>> Start
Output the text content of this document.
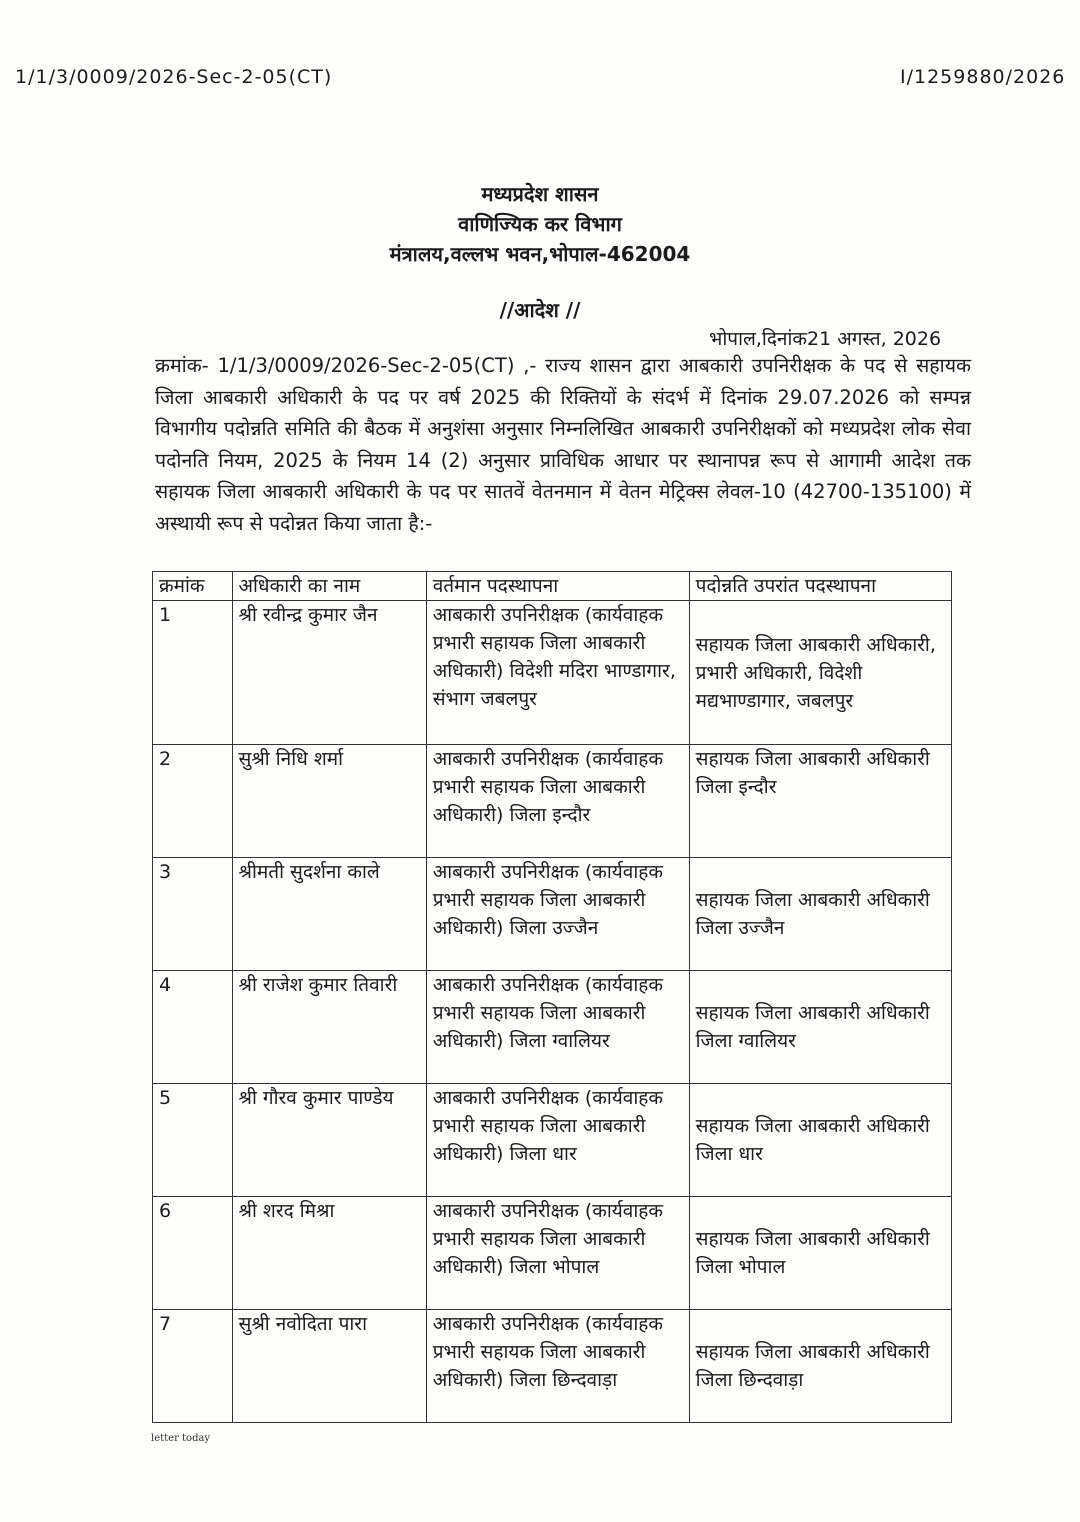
1/1/3/0009/2026-Sec-2-05(CT)	I/1259880/2026
मध्यप्रदेश शासन
वाणिज्यिक कर विभाग
मंत्रालय,वल्लभ भवन,भोपाल-462004
//आदेश //
भोपाल,दिनांक21 अगस्त, 2026
क्रमांक- 1/1/3/0009/2026-Sec-2-05(CT) ,- राज्य शासन द्वारा आबकारी उपनिरीक्षक के पद से सहायक जिला आबकारी अधिकारी के पद पर वर्ष 2025 की रिक्तियों के संदर्भ में दिनांक 29.07.2026 को सम्पन्न विभागीय पदोन्नति समिति की बैठक में अनुशंसा अनुसार निम्नलिखित आबकारी उपनिरीक्षकों को मध्यप्रदेश लोक सेवा पदोनति नियम, 2025 के नियम 14 (2) अनुसार प्राविधिक आधार पर स्थानापन्न रूप से आगामी आदेश तक सहायक जिला आबकारी अधिकारी के पद पर सातवें वेतनमान में वेतन मेट्रिक्स लेवल-10 (42700-135100) में अस्थायी रूप से पदोन्नत किया जाता है:-
क्रमांक	अधिकारी का नाम	वर्तमान पदस्थापना	पदोन्नति उपरांत पदस्थापना
1	श्री रवीन्द्र कुमार जैन	आबकारी उपनिरीक्षक (कार्यवाहक प्रभारी सहायक जिला आबकारी अधिकारी) विदेशी मदिरा भाण्डागार, संभाग जबलपुर	सहायक जिला आबकारी अधिकारी, प्रभारी अधिकारी, विदेशी मद्यभाण्डागार, जबलपुर
2	सुश्री निधि शर्मा	आबकारी उपनिरीक्षक (कार्यवाहक प्रभारी सहायक जिला आबकारी अधिकारी) जिला इन्दौर	सहायक जिला आबकारी अधिकारी जिला इन्दौर
3	श्रीमती सुदर्शना काले	आबकारी उपनिरीक्षक (कार्यवाहक प्रभारी सहायक जिला आबकारी अधिकारी) जिला उज्जैन	सहायक जिला आबकारी अधिकारी जिला उज्जैन
4	श्री राजेश कुमार तिवारी	आबकारी उपनिरीक्षक (कार्यवाहक प्रभारी सहायक जिला आबकारी अधिकारी) जिला ग्वालियर	सहायक जिला आबकारी अधिकारी जिला ग्वालियर
5	श्री गौरव कुमार पाण्डेय	आबकारी उपनिरीक्षक (कार्यवाहक प्रभारी सहायक जिला आबकारी अधिकारी) जिला धार	सहायक जिला आबकारी अधिकारी जिला धार
6	श्री शरद मिश्रा	आबकारी उपनिरीक्षक (कार्यवाहक प्रभारी सहायक जिला आबकारी अधिकारी) जिला भोपाल	सहायक जिला आबकारी अधिकारी जिला भोपाल
7	सुश्री नवोदिता पारा	आबकारी उपनिरीक्षक (कार्यवाहक प्रभारी सहायक जिला आबकारी अधिकारी) जिला छिन्दवाड़ा	सहायक जिला आबकारी अधिकारी जिला छिन्दवाड़ा
letter today
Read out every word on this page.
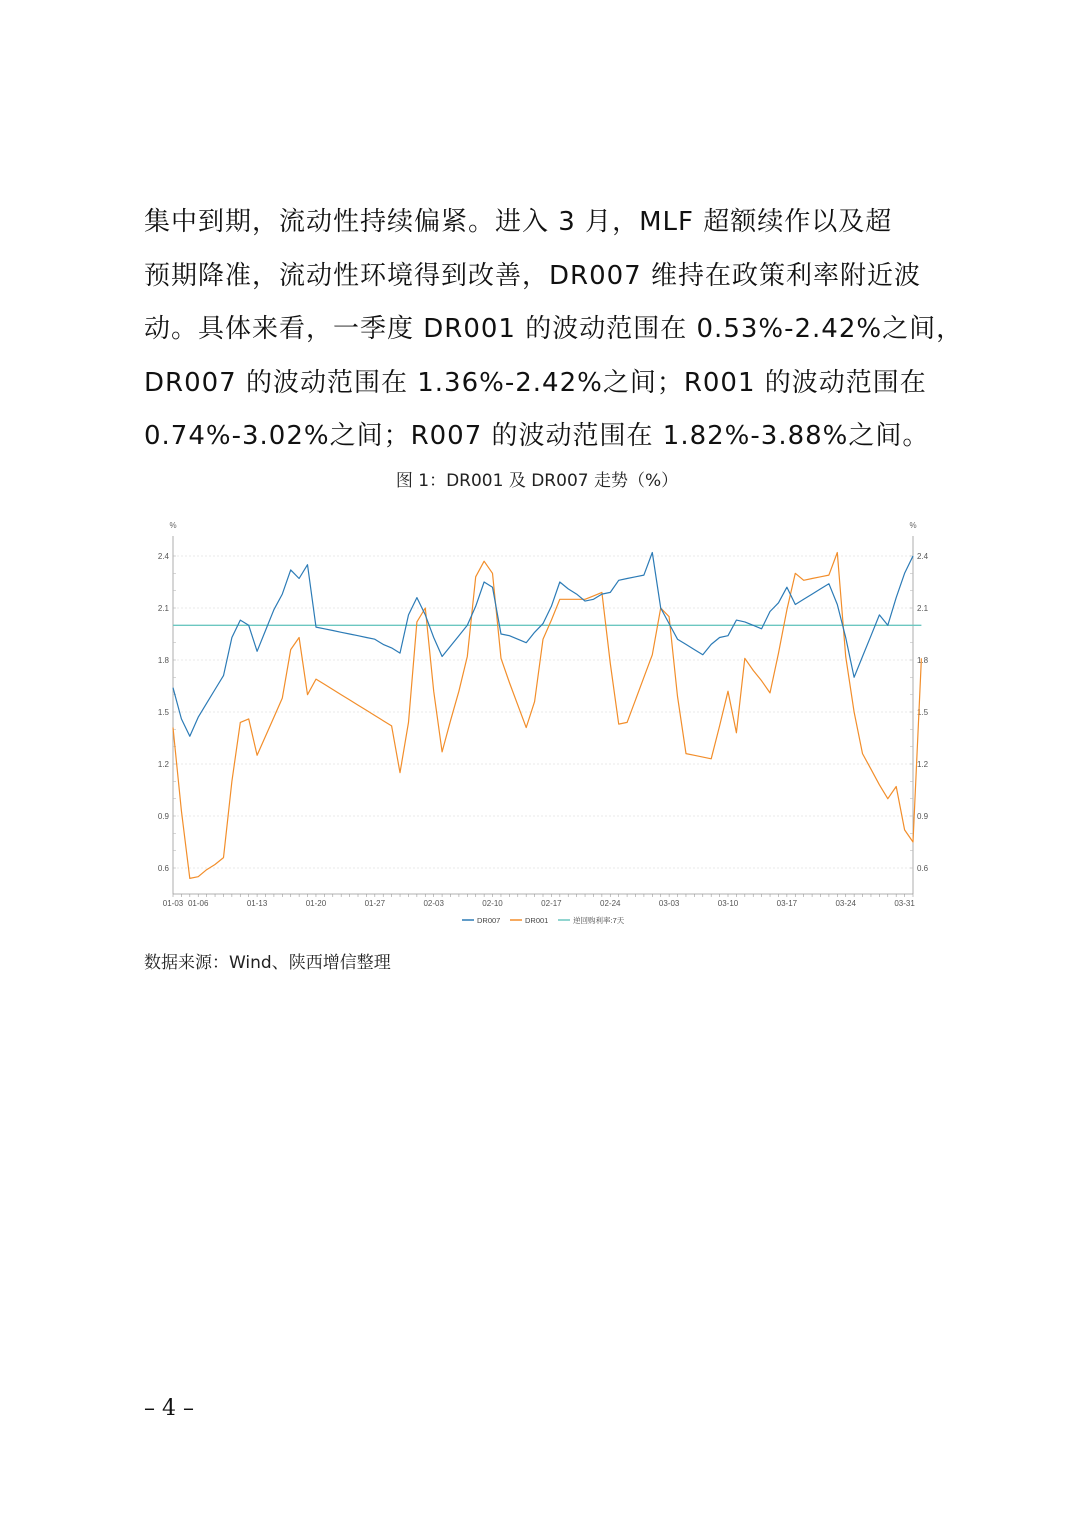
集中到期，流动性持续偏紧。进入 3 月，MLF 超额续作以及超
预期降准，流动性环境得到改善，DR007 维持在政策利率附近波
动。具体来看，一季度 DR001 的波动范围在 0.53%-2.42%之间，
DR007 的波动范围在 1.36%-2.42%之间；R001 的波动范围在
0.74%-3.02%之间；R007 的波动范围在 1.82%-3.88%之间。
图 1：DR001 及 DR007 走势（%）
%	%
0.6	0.6
0.9	0.9
1.2	1.2
1.5	1.5
1.8	1.8
2.1	2.1
2.4	2.4
01-03 01-06	01-13	01-20	01-27	02-03	02-10	02-17	02-24	03-03	03-10	03-17	03-24	03-31
DR007	DR001	逆回购利率:7天
数据来源：Wind、陕西增信整理
– 4 –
>> End
> _What to do_: Reproduce the records verbatim, omitting all images they contain.

> _Solution below_:
Output the text content of this document.
1/1/3/0009/2026-Sec-2-05(CT)	I/1259880/2026
मध्यप्रदेश शासन
वाणिज्यिक कर विभाग
मंत्रालय,वल्लभ भवन,भोपाल-462004
//आदेश //
भोपाल,दिनांक21 अगस्त, 2026
क्रमांक- 1/1/3/0009/2026-Sec-2-05(CT) ,- राज्य शासन द्वारा आबकारी उपनिरीक्षक के पद से सहायक जिला आबकारी अधिकारी के पद पर वर्ष 2025 की रिक्तियों के संदर्भ में दिनांक 29.07.2026 को सम्पन्न विभागीय पदोन्नति समिति की बैठक में अनुशंसा अनुसार निम्नलिखित आबकारी उपनिरीक्षकों को मध्यप्रदेश लोक सेवा पदोनति नियम, 2025 के नियम 14 (2) अनुसार प्राविधिक आधार पर स्थानापन्न रूप से आगामी आदेश तक सहायक जिला आबकारी अधिकारी के पद पर सातवें वेतनमान में वेतन मेट्रिक्स लेवल-10 (42700-135100) में अस्थायी रूप से पदोन्नत किया जाता है:-
क्रमांक	अधिकारी का नाम	वर्तमान पदस्थापना	पदोन्नति उपरांत पदस्थापना
1	श्री रवीन्द्र कुमार जैन	आबकारी उपनिरीक्षक (कार्यवाहक प्रभारी सहायक जिला आबकारी अधिकारी) विदेशी मदिरा भाण्डागार, संभाग जबलपुर	सहायक जिला आबकारी अधिकारी, प्रभारी अधिकारी, विदेशी मद्यभाण्डागार, जबलपुर
2	सुश्री निधि शर्मा	आबकारी उपनिरीक्षक (कार्यवाहक प्रभारी सहायक जिला आबकारी अधिकारी) जिला इन्दौर	सहायक जिला आबकारी अधिकारी जिला इन्दौर
3	श्रीमती सुदर्शना काले	आबकारी उपनिरीक्षक (कार्यवाहक प्रभारी सहायक जिला आबकारी अधिकारी) जिला उज्जैन	सहायक जिला आबकारी अधिकारी जिला उज्जैन
4	श्री राजेश कुमार तिवारी	आबकारी उपनिरीक्षक (कार्यवाहक प्रभारी सहायक जिला आबकारी अधिकारी) जिला ग्वालियर	सहायक जिला आबकारी अधिकारी जिला ग्वालियर
5	श्री गौरव कुमार पाण्डेय	आबकारी उपनिरीक्षक (कार्यवाहक प्रभारी सहायक जिला आबकारी अधिकारी) जिला धार	सहायक जिला आबकारी अधिकारी जिला धार
6	श्री शरद मिश्रा	आबकारी उपनिरीक्षक (कार्यवाहक प्रभारी सहायक जिला आबकारी अधिकारी) जिला भोपाल	सहायक जिला आबकारी अधिकारी जिला भोपाल
7	सुश्री नवोदिता पारा	आबकारी उपनिरीक्षक (कार्यवाहक प्रभारी सहायक जिला आबकारी अधिकारी) जिला छिन्दवाड़ा	सहायक जिला आबकारी अधिकारी जिला छिन्दवाड़ा
letter today
Read out every word on this page.
集中到期，流动性持续偏紧。进入 3 月，MLF 超额续作以及超
预期降准，流动性环境得到改善，DR007 维持在政策利率附近波
动。具体来看，一季度 DR001 的波动范围在 0.53%-2.42%之间，
DR007 的波动范围在 1.36%-2.42%之间；R001 的波动范围在
0.74%-3.02%之间；R007 的波动范围在 1.82%-3.88%之间。
图 1：DR001 及 DR007 走势（%）
%	%
0.6	0.6
0.9	0.9
1.2	1.2
1.5	1.5
1.8	1.8
2.1	2.1
2.4	2.4
01-03 01-06	01-13	01-20	01-27	02-03	02-10	02-17	02-24	03-03	03-10	03-17	03-24	03-31
DR007	DR001	逆回购利率:7天
数据来源：Wind、陕西增信整理
– 4 –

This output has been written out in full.